— start of INPUT DATA —

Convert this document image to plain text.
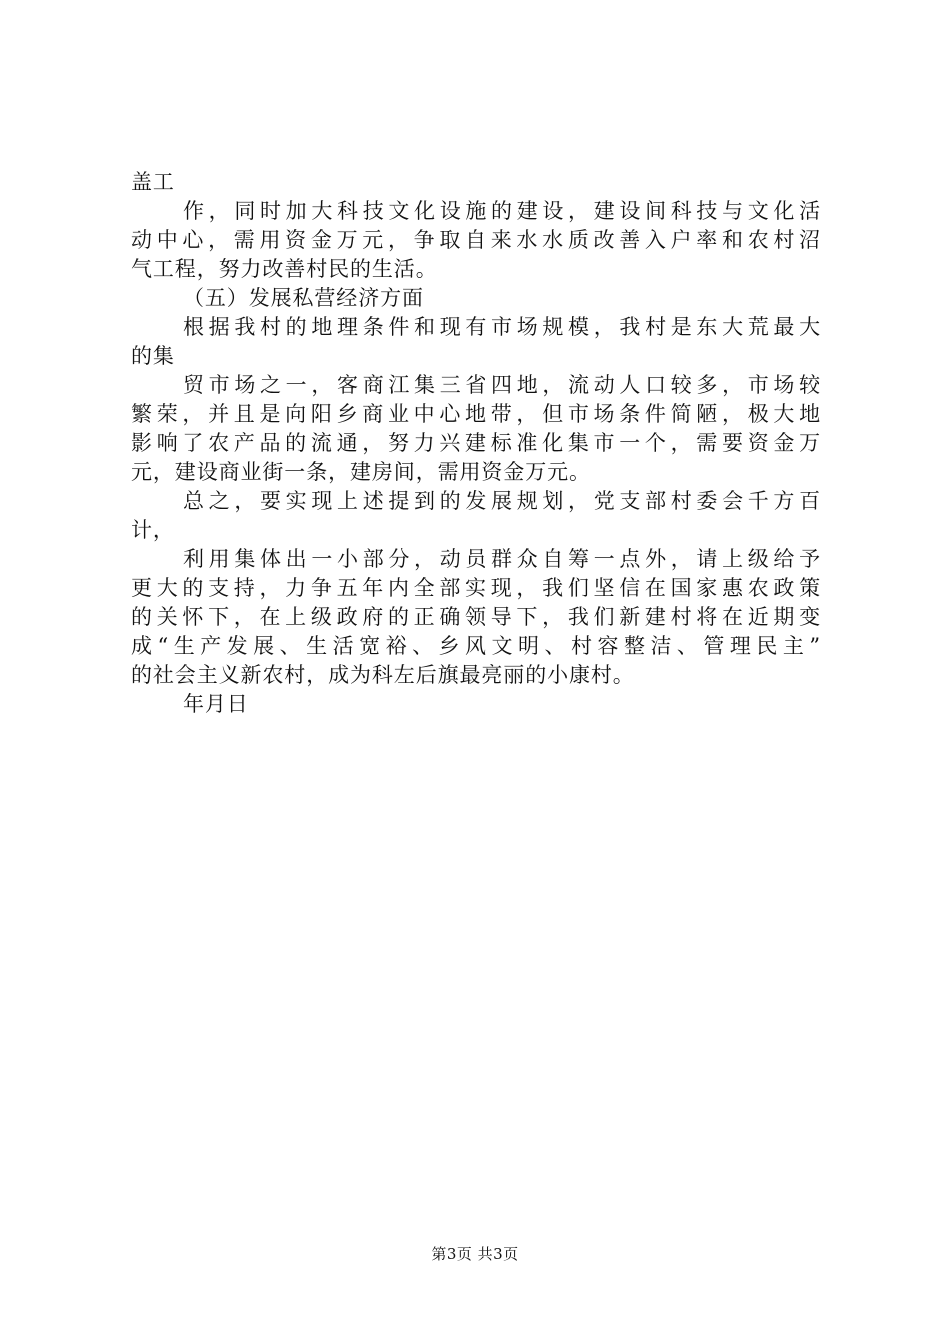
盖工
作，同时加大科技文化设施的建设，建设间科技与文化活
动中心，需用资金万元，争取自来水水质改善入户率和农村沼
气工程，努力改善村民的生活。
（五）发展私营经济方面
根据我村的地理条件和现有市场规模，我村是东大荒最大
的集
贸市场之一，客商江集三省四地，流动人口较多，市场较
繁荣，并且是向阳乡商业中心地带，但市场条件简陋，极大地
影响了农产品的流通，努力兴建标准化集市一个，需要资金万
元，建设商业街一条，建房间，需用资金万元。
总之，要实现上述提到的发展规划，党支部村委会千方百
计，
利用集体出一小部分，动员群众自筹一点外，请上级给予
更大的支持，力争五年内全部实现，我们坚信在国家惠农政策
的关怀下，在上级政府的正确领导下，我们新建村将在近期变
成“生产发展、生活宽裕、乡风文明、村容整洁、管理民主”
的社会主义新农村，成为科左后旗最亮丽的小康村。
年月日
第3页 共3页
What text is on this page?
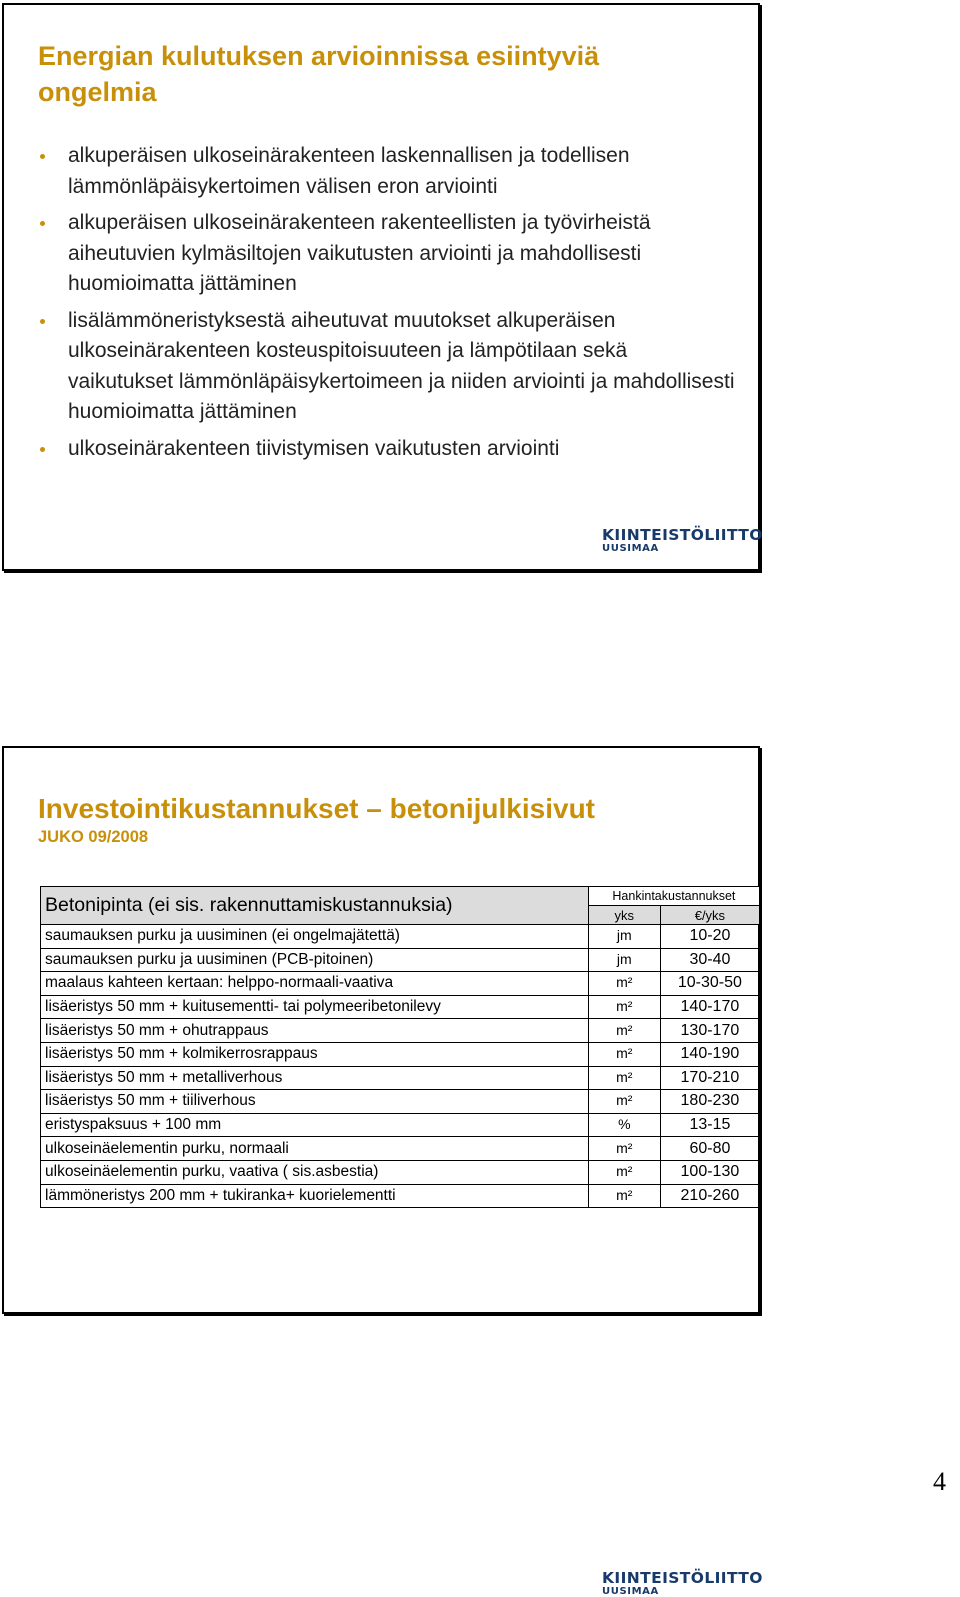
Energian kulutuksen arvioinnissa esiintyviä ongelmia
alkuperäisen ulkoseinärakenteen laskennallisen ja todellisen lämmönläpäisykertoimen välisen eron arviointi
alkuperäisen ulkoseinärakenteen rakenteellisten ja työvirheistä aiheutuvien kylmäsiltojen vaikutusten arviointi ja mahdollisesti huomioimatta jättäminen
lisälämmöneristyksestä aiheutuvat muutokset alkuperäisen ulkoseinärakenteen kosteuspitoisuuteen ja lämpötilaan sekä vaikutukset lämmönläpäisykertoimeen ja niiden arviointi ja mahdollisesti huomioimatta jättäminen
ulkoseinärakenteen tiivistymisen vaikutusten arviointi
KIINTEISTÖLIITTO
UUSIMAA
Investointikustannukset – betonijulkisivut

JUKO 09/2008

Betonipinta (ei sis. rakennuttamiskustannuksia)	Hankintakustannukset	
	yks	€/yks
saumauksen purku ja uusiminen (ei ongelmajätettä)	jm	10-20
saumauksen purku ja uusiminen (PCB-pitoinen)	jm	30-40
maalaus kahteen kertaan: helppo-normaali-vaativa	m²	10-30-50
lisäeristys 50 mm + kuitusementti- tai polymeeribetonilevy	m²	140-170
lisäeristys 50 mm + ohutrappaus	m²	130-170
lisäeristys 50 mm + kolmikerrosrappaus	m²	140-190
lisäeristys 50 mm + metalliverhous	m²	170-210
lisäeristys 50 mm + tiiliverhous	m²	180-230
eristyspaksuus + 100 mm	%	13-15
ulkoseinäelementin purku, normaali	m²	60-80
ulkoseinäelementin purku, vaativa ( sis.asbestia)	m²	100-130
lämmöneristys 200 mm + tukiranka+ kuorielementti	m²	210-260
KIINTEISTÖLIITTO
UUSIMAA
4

— end of INPUT DATA —

EXERCISE INSTRUCTIONS
Copy each line of the entries that includes the word "saumauksen".

SOLUTION TO THIS PROBLEM
saumauksen purku ja uusiminen (ei ongelmajätettä)	jm	10-20
saumauksen purku ja uusiminen (PCB-pitoinen)	jm	30-40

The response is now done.